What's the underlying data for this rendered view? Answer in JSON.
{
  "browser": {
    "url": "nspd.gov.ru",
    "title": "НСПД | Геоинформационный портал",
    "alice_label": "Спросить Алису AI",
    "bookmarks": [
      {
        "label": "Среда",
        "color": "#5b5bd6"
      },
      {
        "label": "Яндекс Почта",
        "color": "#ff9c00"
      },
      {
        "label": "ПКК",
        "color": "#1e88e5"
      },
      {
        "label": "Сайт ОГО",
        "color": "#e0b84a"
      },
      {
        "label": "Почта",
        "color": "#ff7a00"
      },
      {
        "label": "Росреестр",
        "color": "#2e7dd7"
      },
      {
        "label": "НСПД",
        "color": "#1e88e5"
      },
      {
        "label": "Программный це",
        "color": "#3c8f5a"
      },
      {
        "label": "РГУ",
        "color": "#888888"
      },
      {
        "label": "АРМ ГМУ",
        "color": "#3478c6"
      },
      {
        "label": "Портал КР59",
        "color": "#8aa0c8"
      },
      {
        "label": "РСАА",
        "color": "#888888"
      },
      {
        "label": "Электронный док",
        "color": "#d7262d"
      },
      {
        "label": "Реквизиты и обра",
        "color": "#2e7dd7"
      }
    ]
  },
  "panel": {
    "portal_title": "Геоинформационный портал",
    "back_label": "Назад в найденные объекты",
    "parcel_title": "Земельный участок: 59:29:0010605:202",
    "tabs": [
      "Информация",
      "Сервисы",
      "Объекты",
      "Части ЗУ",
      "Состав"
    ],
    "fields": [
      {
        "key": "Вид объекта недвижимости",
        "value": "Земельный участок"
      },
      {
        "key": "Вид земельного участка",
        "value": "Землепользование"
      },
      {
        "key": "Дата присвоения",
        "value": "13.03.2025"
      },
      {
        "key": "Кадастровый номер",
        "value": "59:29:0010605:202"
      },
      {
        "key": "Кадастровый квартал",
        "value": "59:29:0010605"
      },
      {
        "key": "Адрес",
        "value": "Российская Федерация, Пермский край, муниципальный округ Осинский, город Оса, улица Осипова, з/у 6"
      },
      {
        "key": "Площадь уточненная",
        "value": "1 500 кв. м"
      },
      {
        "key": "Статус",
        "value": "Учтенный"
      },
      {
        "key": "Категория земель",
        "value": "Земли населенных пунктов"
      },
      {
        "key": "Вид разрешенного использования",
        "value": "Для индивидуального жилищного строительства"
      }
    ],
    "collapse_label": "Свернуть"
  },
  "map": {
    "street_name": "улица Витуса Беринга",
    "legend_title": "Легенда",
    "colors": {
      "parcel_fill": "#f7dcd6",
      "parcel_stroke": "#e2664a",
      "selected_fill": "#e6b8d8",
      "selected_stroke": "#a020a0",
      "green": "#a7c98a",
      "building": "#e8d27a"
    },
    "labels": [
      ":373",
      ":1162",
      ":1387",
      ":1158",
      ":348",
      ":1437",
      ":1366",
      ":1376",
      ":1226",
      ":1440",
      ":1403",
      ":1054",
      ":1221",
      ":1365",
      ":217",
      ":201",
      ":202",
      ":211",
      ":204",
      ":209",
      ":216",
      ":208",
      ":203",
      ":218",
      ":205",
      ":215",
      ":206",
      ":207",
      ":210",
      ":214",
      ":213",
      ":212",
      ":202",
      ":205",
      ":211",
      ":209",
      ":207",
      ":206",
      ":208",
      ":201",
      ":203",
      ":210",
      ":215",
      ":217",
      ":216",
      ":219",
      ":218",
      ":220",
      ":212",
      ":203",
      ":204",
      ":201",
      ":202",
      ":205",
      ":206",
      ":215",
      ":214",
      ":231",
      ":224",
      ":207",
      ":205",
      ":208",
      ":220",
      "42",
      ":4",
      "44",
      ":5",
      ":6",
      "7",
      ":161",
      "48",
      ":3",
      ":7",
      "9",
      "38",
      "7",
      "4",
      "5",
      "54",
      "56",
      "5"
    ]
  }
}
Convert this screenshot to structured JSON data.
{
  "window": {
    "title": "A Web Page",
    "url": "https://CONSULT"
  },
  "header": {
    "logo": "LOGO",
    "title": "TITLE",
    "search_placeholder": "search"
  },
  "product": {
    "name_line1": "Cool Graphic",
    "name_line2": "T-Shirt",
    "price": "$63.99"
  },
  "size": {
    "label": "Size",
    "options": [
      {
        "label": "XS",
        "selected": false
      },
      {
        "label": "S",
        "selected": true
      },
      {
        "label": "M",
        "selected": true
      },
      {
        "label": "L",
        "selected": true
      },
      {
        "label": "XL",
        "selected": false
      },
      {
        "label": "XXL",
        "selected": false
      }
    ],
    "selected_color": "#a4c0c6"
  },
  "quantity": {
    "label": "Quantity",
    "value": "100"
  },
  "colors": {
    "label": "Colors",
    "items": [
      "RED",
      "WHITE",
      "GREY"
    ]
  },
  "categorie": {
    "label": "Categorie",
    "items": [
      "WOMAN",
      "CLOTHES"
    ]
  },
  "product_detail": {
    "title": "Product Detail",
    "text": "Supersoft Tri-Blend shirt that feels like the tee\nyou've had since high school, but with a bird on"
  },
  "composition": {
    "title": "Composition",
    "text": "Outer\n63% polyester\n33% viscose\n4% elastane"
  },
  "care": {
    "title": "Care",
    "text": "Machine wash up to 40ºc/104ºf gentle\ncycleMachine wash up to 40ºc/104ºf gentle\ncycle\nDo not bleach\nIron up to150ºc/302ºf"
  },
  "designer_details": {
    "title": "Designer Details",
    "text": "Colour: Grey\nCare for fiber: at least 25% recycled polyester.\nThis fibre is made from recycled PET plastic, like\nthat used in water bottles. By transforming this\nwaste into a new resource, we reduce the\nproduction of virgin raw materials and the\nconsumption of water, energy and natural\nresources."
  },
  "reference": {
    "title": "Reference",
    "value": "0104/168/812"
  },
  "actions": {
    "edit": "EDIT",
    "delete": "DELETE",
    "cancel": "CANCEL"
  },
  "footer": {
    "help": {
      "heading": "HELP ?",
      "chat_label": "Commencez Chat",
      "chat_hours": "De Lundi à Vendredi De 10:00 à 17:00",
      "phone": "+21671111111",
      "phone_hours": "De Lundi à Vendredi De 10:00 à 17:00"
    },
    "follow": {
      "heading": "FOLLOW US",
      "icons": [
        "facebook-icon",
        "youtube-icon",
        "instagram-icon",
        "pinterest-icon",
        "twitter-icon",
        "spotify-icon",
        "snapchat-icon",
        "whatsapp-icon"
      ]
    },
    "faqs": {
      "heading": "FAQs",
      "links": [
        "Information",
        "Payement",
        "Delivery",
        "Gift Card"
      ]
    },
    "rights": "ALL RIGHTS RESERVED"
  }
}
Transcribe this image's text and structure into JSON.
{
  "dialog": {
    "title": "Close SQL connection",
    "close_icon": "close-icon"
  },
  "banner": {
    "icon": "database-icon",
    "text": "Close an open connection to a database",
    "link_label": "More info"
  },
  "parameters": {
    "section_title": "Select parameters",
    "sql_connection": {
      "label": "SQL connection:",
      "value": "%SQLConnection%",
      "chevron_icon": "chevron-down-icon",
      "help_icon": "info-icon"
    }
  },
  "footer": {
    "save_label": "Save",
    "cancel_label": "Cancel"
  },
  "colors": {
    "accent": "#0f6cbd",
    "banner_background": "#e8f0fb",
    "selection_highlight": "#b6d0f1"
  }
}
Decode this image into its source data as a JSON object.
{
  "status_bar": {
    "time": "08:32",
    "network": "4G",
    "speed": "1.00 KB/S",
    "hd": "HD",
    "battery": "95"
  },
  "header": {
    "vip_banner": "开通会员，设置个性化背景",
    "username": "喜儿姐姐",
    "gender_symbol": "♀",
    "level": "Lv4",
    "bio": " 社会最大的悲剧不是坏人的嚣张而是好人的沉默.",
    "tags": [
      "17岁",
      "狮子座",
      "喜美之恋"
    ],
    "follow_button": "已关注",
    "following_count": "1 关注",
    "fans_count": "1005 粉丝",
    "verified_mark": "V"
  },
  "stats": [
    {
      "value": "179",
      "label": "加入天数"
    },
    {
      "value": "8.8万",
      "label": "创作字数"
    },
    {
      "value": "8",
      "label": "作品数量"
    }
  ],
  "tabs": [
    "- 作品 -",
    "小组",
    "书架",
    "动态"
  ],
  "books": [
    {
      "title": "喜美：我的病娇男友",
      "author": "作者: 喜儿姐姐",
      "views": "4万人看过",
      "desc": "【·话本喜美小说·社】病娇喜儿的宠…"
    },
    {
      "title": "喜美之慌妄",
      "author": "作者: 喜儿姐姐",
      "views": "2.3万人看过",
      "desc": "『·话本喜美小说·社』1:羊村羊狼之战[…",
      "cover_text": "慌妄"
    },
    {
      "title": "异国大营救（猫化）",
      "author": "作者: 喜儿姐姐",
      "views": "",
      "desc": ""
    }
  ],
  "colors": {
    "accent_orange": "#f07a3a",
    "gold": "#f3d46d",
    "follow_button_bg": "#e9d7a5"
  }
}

◇ ◇ ◇ ◇

Work required: How many lines in the data contain the string "Геоинформационный"? Respond with the number only.

Task response: 2